*Data entries for graphics*:
+---+

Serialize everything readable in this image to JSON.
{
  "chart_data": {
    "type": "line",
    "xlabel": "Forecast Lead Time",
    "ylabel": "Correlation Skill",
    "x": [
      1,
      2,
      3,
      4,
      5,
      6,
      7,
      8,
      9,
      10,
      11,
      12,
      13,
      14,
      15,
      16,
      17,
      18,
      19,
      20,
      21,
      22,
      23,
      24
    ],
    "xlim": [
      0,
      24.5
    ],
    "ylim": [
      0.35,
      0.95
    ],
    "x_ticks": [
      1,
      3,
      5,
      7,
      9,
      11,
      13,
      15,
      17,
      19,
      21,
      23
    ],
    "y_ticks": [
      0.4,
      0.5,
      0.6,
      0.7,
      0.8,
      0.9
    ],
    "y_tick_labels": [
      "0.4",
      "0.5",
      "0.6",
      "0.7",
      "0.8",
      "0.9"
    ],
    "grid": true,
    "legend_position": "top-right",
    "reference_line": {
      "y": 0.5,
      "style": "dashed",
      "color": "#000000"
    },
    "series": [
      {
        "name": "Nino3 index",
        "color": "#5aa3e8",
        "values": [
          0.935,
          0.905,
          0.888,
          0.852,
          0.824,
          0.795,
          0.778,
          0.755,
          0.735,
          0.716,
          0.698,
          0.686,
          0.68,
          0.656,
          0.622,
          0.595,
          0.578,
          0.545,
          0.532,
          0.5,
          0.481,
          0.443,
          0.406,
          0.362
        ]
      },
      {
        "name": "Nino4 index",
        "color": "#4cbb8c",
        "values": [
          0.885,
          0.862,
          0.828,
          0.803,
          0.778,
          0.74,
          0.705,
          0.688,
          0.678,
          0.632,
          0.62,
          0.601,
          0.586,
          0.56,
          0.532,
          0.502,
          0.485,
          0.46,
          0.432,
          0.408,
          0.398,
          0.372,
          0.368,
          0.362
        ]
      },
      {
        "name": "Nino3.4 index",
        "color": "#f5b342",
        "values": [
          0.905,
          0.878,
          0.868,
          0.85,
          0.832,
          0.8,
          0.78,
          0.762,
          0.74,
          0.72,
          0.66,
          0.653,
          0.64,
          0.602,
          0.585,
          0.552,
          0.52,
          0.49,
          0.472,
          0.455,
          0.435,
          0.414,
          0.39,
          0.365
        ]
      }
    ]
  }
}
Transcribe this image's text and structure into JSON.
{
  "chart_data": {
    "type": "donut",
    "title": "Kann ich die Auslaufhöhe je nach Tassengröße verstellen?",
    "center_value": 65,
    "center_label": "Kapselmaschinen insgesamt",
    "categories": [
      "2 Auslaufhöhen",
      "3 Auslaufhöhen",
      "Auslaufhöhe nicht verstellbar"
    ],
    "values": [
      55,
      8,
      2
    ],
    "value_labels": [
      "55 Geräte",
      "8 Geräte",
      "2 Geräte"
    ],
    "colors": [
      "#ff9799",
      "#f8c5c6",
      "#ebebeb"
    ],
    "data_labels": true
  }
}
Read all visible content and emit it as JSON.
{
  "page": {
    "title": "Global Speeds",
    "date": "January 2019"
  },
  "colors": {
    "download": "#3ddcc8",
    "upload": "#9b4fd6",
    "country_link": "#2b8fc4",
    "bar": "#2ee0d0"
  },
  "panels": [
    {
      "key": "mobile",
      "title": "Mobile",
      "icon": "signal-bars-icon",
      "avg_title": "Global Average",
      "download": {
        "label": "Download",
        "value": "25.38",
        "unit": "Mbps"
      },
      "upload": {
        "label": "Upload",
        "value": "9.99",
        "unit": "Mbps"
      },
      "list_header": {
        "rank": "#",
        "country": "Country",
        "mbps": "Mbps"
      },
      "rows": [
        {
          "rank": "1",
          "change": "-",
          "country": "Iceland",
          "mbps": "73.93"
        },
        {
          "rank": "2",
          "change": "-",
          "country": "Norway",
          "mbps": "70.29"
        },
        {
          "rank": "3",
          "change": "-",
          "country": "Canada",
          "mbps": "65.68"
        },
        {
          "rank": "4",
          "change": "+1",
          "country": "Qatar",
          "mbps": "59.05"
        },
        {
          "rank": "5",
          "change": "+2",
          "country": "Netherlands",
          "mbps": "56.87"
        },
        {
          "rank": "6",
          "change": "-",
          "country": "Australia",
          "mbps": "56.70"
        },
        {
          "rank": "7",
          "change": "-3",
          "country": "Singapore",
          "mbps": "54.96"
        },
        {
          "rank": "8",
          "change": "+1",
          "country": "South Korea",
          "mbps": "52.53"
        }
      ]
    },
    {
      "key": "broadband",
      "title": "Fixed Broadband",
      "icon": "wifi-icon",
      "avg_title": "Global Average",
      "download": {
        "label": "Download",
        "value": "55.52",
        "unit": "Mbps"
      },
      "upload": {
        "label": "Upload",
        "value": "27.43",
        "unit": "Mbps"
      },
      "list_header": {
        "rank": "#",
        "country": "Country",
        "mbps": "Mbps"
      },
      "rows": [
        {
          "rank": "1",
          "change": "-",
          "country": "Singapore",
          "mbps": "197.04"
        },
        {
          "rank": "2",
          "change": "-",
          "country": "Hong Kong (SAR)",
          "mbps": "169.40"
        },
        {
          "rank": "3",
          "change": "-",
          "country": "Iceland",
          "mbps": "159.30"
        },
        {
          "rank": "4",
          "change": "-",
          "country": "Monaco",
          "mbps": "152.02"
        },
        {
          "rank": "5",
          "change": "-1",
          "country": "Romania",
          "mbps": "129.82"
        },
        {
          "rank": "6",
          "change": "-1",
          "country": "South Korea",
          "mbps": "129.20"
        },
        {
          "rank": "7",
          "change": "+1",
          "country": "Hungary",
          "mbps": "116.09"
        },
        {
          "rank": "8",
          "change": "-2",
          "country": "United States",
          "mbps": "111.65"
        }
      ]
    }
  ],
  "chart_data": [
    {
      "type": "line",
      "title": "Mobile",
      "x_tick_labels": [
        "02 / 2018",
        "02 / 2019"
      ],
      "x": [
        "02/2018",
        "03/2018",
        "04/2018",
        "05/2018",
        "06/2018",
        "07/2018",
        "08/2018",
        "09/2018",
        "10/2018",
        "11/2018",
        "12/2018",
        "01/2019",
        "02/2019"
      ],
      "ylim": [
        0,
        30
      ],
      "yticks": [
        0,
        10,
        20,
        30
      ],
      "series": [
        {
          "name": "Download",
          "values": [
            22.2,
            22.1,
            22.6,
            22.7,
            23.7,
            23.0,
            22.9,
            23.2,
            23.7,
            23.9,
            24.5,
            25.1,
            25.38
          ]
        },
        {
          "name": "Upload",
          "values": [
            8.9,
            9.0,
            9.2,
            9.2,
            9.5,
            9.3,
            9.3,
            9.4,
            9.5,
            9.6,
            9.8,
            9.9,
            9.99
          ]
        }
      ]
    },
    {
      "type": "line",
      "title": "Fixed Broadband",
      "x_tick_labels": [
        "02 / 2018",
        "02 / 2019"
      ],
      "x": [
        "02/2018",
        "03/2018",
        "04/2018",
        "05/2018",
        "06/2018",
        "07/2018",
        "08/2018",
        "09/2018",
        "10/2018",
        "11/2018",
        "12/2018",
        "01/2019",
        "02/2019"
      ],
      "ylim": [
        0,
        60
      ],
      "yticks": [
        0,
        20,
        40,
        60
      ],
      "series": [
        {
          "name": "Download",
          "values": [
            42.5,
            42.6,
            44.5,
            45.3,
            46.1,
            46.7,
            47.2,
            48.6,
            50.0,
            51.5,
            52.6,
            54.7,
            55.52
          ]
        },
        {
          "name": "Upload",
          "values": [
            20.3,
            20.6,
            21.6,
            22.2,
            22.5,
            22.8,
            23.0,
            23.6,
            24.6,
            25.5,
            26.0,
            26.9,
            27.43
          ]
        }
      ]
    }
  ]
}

+---+

*Your objective*: Quote the entire listing above exactly.

*Solved exercise*:
Serialize everything readable in this image to JSON.
{
  "chart_data": {
    "type": "line",
    "xlabel": "Forecast Lead Time",
    "ylabel": "Correlation Skill",
    "x": [
      1,
      2,
      3,
      4,
      5,
      6,
      7,
      8,
      9,
      10,
      11,
      12,
      13,
      14,
      15,
      16,
      17,
      18,
      19,
      20,
      21,
      22,
      23,
      24
    ],
    "xlim": [
      0,
      24.5
    ],
    "ylim": [
      0.35,
      0.95
    ],
    "x_ticks": [
      1,
      3,
      5,
      7,
      9,
      11,
      13,
      15,
      17,
      19,
      21,
      23
    ],
    "y_ticks": [
      0.4,
      0.5,
      0.6,
      0.7,
      0.8,
      0.9
    ],
    "y_tick_labels": [
      "0.4",
      "0.5",
      "0.6",
      "0.7",
      "0.8",
      "0.9"
    ],
    "grid": true,
    "legend_position": "top-right",
    "reference_line": {
      "y": 0.5,
      "style": "dashed",
      "color": "#000000"
    },
    "series": [
      {
        "name": "Nino3 index",
        "color": "#5aa3e8",
        "values": [
          0.935,
          0.905,
          0.888,
          0.852,
          0.824,
          0.795,
          0.778,
          0.755,
          0.735,
          0.716,
          0.698,
          0.686,
          0.68,
          0.656,
          0.622,
          0.595,
          0.578,
          0.545,
          0.532,
          0.5,
          0.481,
          0.443,
          0.406,
          0.362
        ]
      },
      {
        "name": "Nino4 index",
        "color": "#4cbb8c",
        "values": [
          0.885,
          0.862,
          0.828,
          0.803,
          0.778,
          0.74,
          0.705,
          0.688,
          0.678,
          0.632,
          0.62,
          0.601,
          0.586,
          0.56,
          0.532,
          0.502,
          0.485,
          0.46,
          0.432,
          0.408,
          0.398,
          0.372,
          0.368,
          0.362
        ]
      },
      {
        "name": "Nino3.4 index",
        "color": "#f5b342",
        "values": [
          0.905,
          0.878,
          0.868,
          0.85,
          0.832,
          0.8,
          0.78,
          0.762,
          0.74,
          0.72,
          0.66,
          0.653,
          0.64,
          0.602,
          0.585,
          0.552,
          0.52,
          0.49,
          0.472,
          0.455,
          0.435,
          0.414,
          0.39,
          0.365
        ]
      }
    ]
  }
}
Transcribe this image's text and structure into JSON.
{
  "chart_data": {
    "type": "donut",
    "title": "Kann ich die Auslaufhöhe je nach Tassengröße verstellen?",
    "center_value": 65,
    "center_label": "Kapselmaschinen insgesamt",
    "categories": [
      "2 Auslaufhöhen",
      "3 Auslaufhöhen",
      "Auslaufhöhe nicht verstellbar"
    ],
    "values": [
      55,
      8,
      2
    ],
    "value_labels": [
      "55 Geräte",
      "8 Geräte",
      "2 Geräte"
    ],
    "colors": [
      "#ff9799",
      "#f8c5c6",
      "#ebebeb"
    ],
    "data_labels": true
  }
}
Read all visible content and emit it as JSON.
{
  "page": {
    "title": "Global Speeds",
    "date": "January 2019"
  },
  "colors": {
    "download": "#3ddcc8",
    "upload": "#9b4fd6",
    "country_link": "#2b8fc4",
    "bar": "#2ee0d0"
  },
  "panels": [
    {
      "key": "mobile",
      "title": "Mobile",
      "icon": "signal-bars-icon",
      "avg_title": "Global Average",
      "download": {
        "label": "Download",
        "value": "25.38",
        "unit": "Mbps"
      },
      "upload": {
        "label": "Upload",
        "value": "9.99",
        "unit": "Mbps"
      },
      "list_header": {
        "rank": "#",
        "country": "Country",
        "mbps": "Mbps"
      },
      "rows": [
        {
          "rank": "1",
          "change": "-",
          "country": "Iceland",
          "mbps": "73.93"
        },
        {
          "rank": "2",
          "change": "-",
          "country": "Norway",
          "mbps": "70.29"
        },
        {
          "rank": "3",
          "change": "-",
          "country": "Canada",
          "mbps": "65.68"
        },
        {
          "rank": "4",
          "change": "+1",
          "country": "Qatar",
          "mbps": "59.05"
        },
        {
          "rank": "5",
          "change": "+2",
          "country": "Netherlands",
          "mbps": "56.87"
        },
        {
          "rank": "6",
          "change": "-",
          "country": "Australia",
          "mbps": "56.70"
        },
        {
          "rank": "7",
          "change": "-3",
          "country": "Singapore",
          "mbps": "54.96"
        },
        {
          "rank": "8",
          "change": "+1",
          "country": "South Korea",
          "mbps": "52.53"
        }
      ]
    },
    {
      "key": "broadband",
      "title": "Fixed Broadband",
      "icon": "wifi-icon",
      "avg_title": "Global Average",
      "download": {
        "label": "Download",
        "value": "55.52",
        "unit": "Mbps"
      },
      "upload": {
        "label": "Upload",
        "value": "27.43",
        "unit": "Mbps"
      },
      "list_header": {
        "rank": "#",
        "country": "Country",
        "mbps": "Mbps"
      },
      "rows": [
        {
          "rank": "1",
          "change": "-",
          "country": "Singapore",
          "mbps": "197.04"
        },
        {
          "rank": "2",
          "change": "-",
          "country": "Hong Kong (SAR)",
          "mbps": "169.40"
        },
        {
          "rank": "3",
          "change": "-",
          "country": "Iceland",
          "mbps": "159.30"
        },
        {
          "rank": "4",
          "change": "-",
          "country": "Monaco",
          "mbps": "152.02"
        },
        {
          "rank": "5",
          "change": "-1",
          "country": "Romania",
          "mbps": "129.82"
        },
        {
          "rank": "6",
          "change": "-1",
          "country": "South Korea",
          "mbps": "129.20"
        },
        {
          "rank": "7",
          "change": "+1",
          "country": "Hungary",
          "mbps": "116.09"
        },
        {
          "rank": "8",
          "change": "-2",
          "country": "United States",
          "mbps": "111.65"
        }
      ]
    }
  ],
  "chart_data": [
    {
      "type": "line",
      "title": "Mobile",
      "x_tick_labels": [
        "02 / 2018",
        "02 / 2019"
      ],
      "x": [
        "02/2018",
        "03/2018",
        "04/2018",
        "05/2018",
        "06/2018",
        "07/2018",
        "08/2018",
        "09/2018",
        "10/2018",
        "11/2018",
        "12/2018",
        "01/2019",
        "02/2019"
      ],
      "ylim": [
        0,
        30
      ],
      "yticks": [
        0,
        10,
        20,
        30
      ],
      "series": [
        {
          "name": "Download",
          "values": [
            22.2,
            22.1,
            22.6,
            22.7,
            23.7,
            23.0,
            22.9,
            23.2,
            23.7,
            23.9,
            24.5,
            25.1,
            25.38
          ]
        },
        {
          "name": "Upload",
          "values": [
            8.9,
            9.0,
            9.2,
            9.2,
            9.5,
            9.3,
            9.3,
            9.4,
            9.5,
            9.6,
            9.8,
            9.9,
            9.99
          ]
        }
      ]
    },
    {
      "type": "line",
      "title": "Fixed Broadband",
      "x_tick_labels": [
        "02 / 2018",
        "02 / 2019"
      ],
      "x": [
        "02/2018",
        "03/2018",
        "04/2018",
        "05/2018",
        "06/2018",
        "07/2018",
        "08/2018",
        "09/2018",
        "10/2018",
        "11/2018",
        "12/2018",
        "01/2019",
        "02/2019"
      ],
      "ylim": [
        0,
        60
      ],
      "yticks": [
        0,
        20,
        40,
        60
      ],
      "series": [
        {
          "name": "Download",
          "values": [
            42.5,
            42.6,
            44.5,
            45.3,
            46.1,
            46.7,
            47.2,
            48.6,
            50.0,
            51.5,
            52.6,
            54.7,
            55.52
          ]
        },
        {
          "name": "Upload",
          "values": [
            20.3,
            20.6,
            21.6,
            22.2,
            22.5,
            22.8,
            23.0,
            23.6,
            24.6,
            25.5,
            26.0,
            26.9,
            27.43
          ]
        }
      ]
    }
  ]
}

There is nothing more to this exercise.